Count how many lines in this material contain "corolla". The answer is that number alone.

══════

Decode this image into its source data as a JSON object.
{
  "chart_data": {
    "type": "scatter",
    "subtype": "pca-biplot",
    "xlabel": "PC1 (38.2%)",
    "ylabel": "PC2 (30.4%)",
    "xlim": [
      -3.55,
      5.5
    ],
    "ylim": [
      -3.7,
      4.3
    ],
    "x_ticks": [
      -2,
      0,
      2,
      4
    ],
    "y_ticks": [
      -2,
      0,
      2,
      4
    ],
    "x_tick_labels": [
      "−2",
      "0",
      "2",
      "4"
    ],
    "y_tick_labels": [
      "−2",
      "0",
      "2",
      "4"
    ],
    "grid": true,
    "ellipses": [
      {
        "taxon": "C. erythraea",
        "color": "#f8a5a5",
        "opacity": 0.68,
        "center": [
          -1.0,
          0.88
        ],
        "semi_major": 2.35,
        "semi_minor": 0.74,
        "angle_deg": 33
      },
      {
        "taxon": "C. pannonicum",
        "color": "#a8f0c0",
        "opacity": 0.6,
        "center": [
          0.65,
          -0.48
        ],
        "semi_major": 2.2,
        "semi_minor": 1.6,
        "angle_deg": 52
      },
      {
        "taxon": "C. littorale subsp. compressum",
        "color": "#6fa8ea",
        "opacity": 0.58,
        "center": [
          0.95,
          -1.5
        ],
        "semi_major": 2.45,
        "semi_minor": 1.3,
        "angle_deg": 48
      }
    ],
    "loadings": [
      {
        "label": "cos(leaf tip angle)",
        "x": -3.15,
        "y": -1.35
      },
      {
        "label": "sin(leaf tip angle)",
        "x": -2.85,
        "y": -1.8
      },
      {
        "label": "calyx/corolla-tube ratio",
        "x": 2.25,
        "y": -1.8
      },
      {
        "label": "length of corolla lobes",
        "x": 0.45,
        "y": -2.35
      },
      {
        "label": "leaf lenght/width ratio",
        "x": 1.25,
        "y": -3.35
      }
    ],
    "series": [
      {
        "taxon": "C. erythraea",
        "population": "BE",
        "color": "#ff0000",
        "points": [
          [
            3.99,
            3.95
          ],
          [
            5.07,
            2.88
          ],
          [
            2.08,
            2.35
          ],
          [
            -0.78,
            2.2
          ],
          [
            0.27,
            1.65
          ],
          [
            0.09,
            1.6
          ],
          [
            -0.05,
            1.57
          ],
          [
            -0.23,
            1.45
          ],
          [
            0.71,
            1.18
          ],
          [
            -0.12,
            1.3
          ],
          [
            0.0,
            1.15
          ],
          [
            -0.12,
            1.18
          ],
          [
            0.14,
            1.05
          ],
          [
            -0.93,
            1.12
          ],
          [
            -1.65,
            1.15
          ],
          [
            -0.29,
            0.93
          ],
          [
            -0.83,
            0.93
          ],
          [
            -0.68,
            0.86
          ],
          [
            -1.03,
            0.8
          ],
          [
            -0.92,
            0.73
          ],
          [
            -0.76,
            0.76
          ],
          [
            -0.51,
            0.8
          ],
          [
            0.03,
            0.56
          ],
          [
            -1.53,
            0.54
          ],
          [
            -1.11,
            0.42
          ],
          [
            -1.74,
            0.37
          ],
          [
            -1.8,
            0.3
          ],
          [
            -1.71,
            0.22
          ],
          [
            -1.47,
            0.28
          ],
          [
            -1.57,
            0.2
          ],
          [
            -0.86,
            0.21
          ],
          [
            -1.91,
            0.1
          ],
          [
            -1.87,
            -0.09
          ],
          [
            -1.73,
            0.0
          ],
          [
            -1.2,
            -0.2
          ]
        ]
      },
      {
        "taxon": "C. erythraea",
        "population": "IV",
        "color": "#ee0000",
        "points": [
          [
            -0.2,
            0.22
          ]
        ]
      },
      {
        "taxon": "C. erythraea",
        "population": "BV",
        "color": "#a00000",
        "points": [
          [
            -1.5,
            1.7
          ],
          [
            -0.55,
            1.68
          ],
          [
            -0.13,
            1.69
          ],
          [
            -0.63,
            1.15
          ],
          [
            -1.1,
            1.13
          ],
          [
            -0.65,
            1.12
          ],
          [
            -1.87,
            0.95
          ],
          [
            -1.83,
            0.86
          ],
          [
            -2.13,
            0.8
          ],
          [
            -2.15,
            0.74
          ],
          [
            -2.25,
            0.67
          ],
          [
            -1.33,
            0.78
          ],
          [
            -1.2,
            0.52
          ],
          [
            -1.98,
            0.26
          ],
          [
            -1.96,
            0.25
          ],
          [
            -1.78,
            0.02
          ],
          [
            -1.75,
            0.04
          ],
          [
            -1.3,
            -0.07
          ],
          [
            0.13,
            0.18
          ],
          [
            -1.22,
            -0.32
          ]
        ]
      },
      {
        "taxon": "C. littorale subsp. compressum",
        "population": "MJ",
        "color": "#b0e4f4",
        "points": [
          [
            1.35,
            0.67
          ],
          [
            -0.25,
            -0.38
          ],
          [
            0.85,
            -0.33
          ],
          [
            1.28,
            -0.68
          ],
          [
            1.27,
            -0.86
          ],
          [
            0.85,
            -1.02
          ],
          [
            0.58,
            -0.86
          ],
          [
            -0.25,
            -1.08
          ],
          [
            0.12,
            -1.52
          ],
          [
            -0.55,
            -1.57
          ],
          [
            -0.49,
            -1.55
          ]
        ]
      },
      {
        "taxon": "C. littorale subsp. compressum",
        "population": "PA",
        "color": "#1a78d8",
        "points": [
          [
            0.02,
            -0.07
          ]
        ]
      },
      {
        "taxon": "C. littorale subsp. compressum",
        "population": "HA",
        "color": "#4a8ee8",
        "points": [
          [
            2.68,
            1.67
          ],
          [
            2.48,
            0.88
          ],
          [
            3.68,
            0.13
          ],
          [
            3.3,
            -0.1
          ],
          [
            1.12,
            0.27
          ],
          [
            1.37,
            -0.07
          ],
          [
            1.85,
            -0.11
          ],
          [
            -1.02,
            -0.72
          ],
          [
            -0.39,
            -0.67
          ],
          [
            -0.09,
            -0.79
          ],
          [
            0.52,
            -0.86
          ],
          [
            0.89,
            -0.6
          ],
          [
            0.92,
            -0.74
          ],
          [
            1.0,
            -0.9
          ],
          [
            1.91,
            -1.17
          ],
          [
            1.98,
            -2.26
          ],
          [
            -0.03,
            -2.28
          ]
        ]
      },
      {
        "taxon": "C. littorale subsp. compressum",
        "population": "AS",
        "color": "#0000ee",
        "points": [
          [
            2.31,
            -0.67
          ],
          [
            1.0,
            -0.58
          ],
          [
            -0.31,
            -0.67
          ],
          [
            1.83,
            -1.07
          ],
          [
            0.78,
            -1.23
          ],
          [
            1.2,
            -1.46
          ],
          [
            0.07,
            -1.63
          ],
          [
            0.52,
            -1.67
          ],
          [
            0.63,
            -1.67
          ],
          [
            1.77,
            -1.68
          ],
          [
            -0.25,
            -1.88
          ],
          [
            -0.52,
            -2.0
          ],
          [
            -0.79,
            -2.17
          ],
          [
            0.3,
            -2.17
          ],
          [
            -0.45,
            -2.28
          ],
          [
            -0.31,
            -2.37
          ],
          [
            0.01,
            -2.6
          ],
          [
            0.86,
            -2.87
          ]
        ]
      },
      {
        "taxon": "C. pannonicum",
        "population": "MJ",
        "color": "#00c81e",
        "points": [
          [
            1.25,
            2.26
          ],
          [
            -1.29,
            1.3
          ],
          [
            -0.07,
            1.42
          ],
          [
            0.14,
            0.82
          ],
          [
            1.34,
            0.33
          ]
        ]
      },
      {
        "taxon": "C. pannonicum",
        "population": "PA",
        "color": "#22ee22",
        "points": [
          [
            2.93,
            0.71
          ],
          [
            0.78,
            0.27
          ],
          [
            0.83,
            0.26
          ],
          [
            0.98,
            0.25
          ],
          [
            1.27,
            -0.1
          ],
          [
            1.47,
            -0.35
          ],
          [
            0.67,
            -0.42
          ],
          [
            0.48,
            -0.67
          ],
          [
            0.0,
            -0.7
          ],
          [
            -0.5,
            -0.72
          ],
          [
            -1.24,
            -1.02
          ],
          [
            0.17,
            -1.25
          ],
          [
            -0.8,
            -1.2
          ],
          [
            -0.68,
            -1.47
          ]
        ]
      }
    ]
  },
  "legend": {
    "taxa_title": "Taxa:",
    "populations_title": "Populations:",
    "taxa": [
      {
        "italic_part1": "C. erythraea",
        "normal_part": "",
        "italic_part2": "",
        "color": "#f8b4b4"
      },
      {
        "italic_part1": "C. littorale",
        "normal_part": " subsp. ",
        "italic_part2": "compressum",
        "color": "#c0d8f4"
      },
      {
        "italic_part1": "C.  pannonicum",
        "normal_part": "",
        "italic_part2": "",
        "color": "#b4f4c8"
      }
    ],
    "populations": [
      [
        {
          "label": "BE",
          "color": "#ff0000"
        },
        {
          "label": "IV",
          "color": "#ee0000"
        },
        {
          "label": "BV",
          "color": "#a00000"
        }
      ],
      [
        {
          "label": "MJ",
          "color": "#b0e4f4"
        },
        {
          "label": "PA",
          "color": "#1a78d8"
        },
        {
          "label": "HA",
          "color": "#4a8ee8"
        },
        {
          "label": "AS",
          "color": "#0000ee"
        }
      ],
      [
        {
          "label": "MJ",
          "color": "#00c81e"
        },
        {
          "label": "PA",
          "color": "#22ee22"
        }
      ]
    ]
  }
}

══════

### EXERCISE ANSWER
2